*Prompt*. Filter the lines below, copying only those with the string "phone".

_____

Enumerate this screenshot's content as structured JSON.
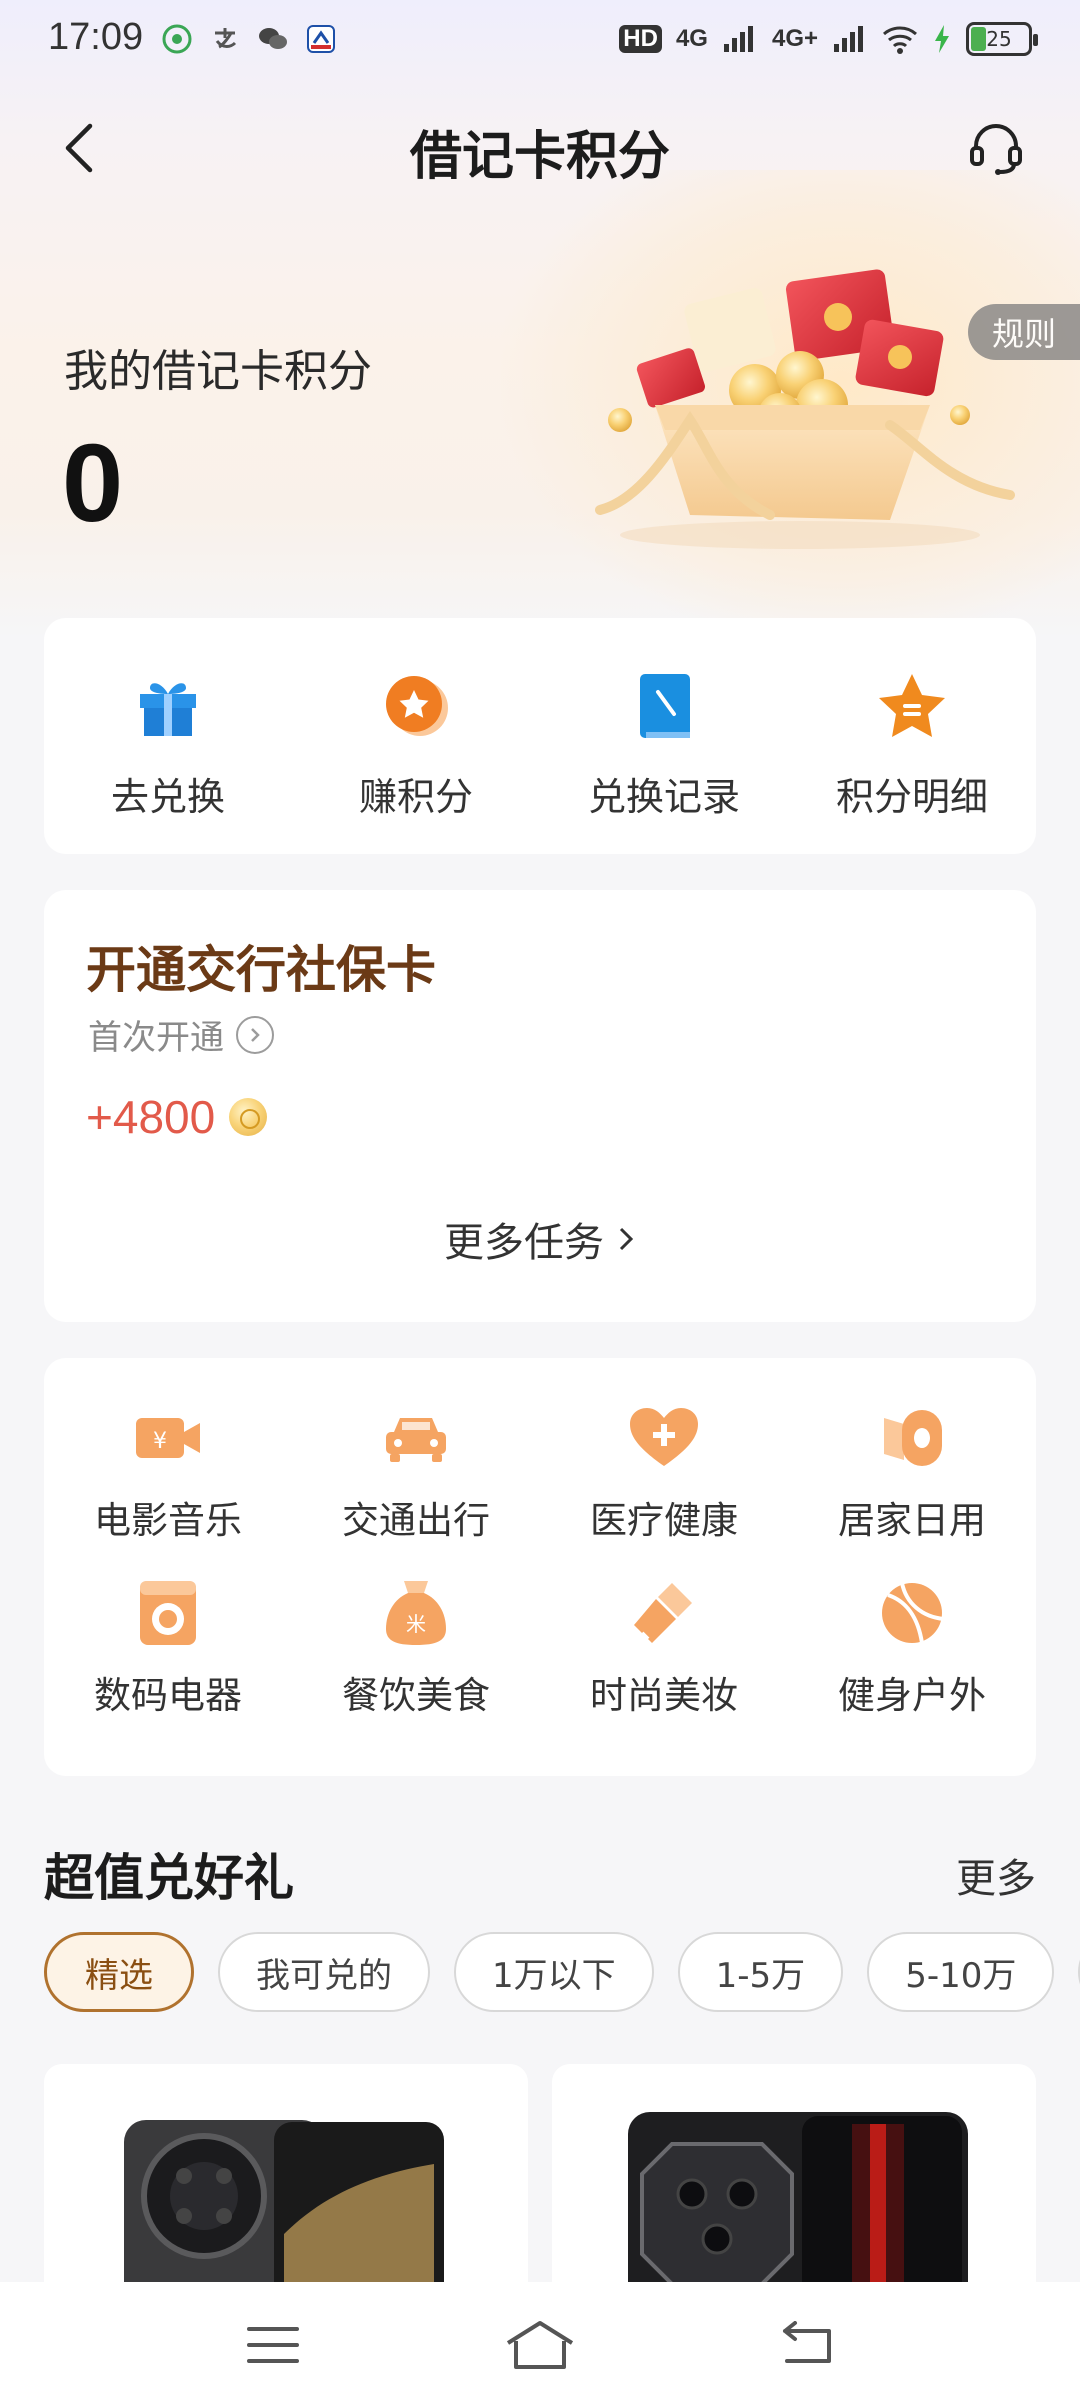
{
  "status_bar": {
    "time": "17:09",
    "hd_label": "HD",
    "net1": "4G",
    "net2": "4G+",
    "battery": "25",
    "icons": [
      "android-app-icon",
      "alipay-icon",
      "wechat-icon",
      "bank-app-icon",
      "hd-icon",
      "signal-icon",
      "wifi-icon",
      "charging-icon",
      "battery-icon"
    ]
  },
  "nav": {
    "title": "借记卡积分",
    "back_icon": "chevron-left-icon",
    "service_icon": "headset-icon"
  },
  "points": {
    "label": "我的借记卡积分",
    "value": "0",
    "rules": "规则"
  },
  "quick_actions": [
    {
      "label": "去兑换",
      "icon": "gift-icon",
      "color": "#1a8fe0"
    },
    {
      "label": "赚积分",
      "icon": "star-coin-icon",
      "color": "#f07d22"
    },
    {
      "label": "兑换记录",
      "icon": "record-icon",
      "color": "#1a8fe0"
    },
    {
      "label": "积分明细",
      "icon": "star-detail-icon",
      "color": "#f07d22"
    }
  ],
  "task": {
    "title": "开通交行社保卡",
    "subtitle": "首次开通",
    "points": "+4800",
    "more": "更多任务",
    "colors": {
      "title": "#6b3a16",
      "points": "#e25a4a"
    }
  },
  "categories": [
    {
      "label": "电影音乐",
      "icon": "movie-camera-icon"
    },
    {
      "label": "交通出行",
      "icon": "car-icon"
    },
    {
      "label": "医疗健康",
      "icon": "heart-plus-icon"
    },
    {
      "label": "居家日用",
      "icon": "tissue-roll-icon"
    },
    {
      "label": "数码电器",
      "icon": "washing-machine-icon"
    },
    {
      "label": "餐饮美食",
      "icon": "rice-bag-icon"
    },
    {
      "label": "时尚美妆",
      "icon": "lipstick-icon"
    },
    {
      "label": "健身户外",
      "icon": "ball-icon"
    }
  ],
  "gifts": {
    "title": "超值兑好礼",
    "more": "更多",
    "filters": [
      "精选",
      "我可兑的",
      "1万以下",
      "1-5万",
      "5-10万"
    ],
    "active_filter": "精选",
    "products": [
      {
        "name": "phone-product-1",
        "color": "#3a3a3c"
      },
      {
        "name": "phone-product-2",
        "color": "#1e1e20"
      }
    ]
  },
  "system_nav": {
    "icons": [
      "menu-icon",
      "home-icon",
      "back-icon"
    ]
  },
  "theme": {
    "accent_orange": "#f5a462",
    "accent_blue": "#1a8fe0",
    "chip_active": "#b0722e"
  }
}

_____

*Exercise solution*.
        "name": "phone-product-1",
        "name": "phone-product-2",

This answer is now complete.